### What needs to be done
Transcribe the data that follows precisely, omitting nothing.

Stored records:
· · ·

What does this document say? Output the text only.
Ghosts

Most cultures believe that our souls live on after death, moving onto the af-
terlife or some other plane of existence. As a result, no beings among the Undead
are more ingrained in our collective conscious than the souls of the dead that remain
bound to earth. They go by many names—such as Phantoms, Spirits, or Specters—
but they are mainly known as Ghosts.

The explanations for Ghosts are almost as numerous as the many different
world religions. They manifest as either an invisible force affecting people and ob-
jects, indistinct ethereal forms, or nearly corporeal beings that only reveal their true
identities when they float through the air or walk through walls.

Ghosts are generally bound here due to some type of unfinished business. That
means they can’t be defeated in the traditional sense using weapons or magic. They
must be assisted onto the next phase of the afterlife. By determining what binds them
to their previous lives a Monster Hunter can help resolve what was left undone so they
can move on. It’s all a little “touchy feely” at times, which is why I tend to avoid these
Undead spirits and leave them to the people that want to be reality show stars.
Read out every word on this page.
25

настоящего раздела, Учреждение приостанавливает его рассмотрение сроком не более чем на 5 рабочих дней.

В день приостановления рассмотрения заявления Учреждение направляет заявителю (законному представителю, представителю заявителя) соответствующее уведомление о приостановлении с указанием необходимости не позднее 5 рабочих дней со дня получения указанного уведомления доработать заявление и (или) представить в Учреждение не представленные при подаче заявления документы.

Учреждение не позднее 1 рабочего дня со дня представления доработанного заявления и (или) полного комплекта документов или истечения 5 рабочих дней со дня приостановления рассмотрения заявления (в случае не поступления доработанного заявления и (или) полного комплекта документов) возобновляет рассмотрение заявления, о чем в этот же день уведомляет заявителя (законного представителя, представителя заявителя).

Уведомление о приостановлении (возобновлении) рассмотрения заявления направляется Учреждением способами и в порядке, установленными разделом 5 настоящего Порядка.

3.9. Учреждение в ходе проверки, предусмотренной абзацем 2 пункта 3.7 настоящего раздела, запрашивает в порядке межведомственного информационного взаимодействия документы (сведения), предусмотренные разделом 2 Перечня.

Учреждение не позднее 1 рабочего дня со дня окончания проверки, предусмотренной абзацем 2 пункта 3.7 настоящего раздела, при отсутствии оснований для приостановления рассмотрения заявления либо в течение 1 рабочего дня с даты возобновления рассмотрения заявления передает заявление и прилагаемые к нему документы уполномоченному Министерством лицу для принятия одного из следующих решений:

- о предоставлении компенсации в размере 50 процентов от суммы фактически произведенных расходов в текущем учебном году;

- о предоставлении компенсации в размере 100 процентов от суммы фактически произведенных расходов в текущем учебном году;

· · ·

### Expected answer
What does this document say? Output the text only.
Ghosts

Most cultures believe that our souls live on after death, moving onto the af-
terlife or some other plane of existence. As a result, no beings among the Undead
are more ingrained in our collective conscious than the souls of the dead that remain
bound to earth. They go by many names—such as Phantoms, Spirits, or Specters—
but they are mainly known as Ghosts.

The explanations for Ghosts are almost as numerous as the many different
world religions. They manifest as either an invisible force affecting people and ob-
jects, indistinct ethereal forms, or nearly corporeal beings that only reveal their true
identities when they float through the air or walk through walls.

Ghosts are generally bound here due to some type of unfinished business. That
means they can’t be defeated in the traditional sense using weapons or magic. They
must be assisted onto the next phase of the afterlife. By determining what binds them
to their previous lives a Monster Hunter can help resolve what was left undone so they
can move on. It’s all a little “touchy feely” at times, which is why I tend to avoid these
Undead spirits and leave them to the people that want to be reality show stars.
Read out every word on this page.
25

настоящего раздела, Учреждение приостанавливает его рассмотрение сроком не более чем на 5 рабочих дней.

В день приостановления рассмотрения заявления Учреждение направляет заявителю (законному представителю, представителю заявителя) соответствующее уведомление о приостановлении с указанием необходимости не позднее 5 рабочих дней со дня получения указанного уведомления доработать заявление и (или) представить в Учреждение не представленные при подаче заявления документы.

Учреждение не позднее 1 рабочего дня со дня представления доработанного заявления и (или) полного комплекта документов или истечения 5 рабочих дней со дня приостановления рассмотрения заявления (в случае не поступления доработанного заявления и (или) полного комплекта документов) возобновляет рассмотрение заявления, о чем в этот же день уведомляет заявителя (законного представителя, представителя заявителя).

Уведомление о приостановлении (возобновлении) рассмотрения заявления направляется Учреждением способами и в порядке, установленными разделом 5 настоящего Порядка.

3.9. Учреждение в ходе проверки, предусмотренной абзацем 2 пункта 3.7 настоящего раздела, запрашивает в порядке межведомственного информационного взаимодействия документы (сведения), предусмотренные разделом 2 Перечня.

Учреждение не позднее 1 рабочего дня со дня окончания проверки, предусмотренной абзацем 2 пункта 3.7 настоящего раздела, при отсутствии оснований для приостановления рассмотрения заявления либо в течение 1 рабочего дня с даты возобновления рассмотрения заявления передает заявление и прилагаемые к нему документы уполномоченному Министерством лицу для принятия одного из следующих решений:

- о предоставлении компенсации в размере 50 процентов от суммы фактически произведенных расходов в текущем учебном году;

- о предоставлении компенсации в размере 100 процентов от суммы фактически произведенных расходов в текущем учебном году;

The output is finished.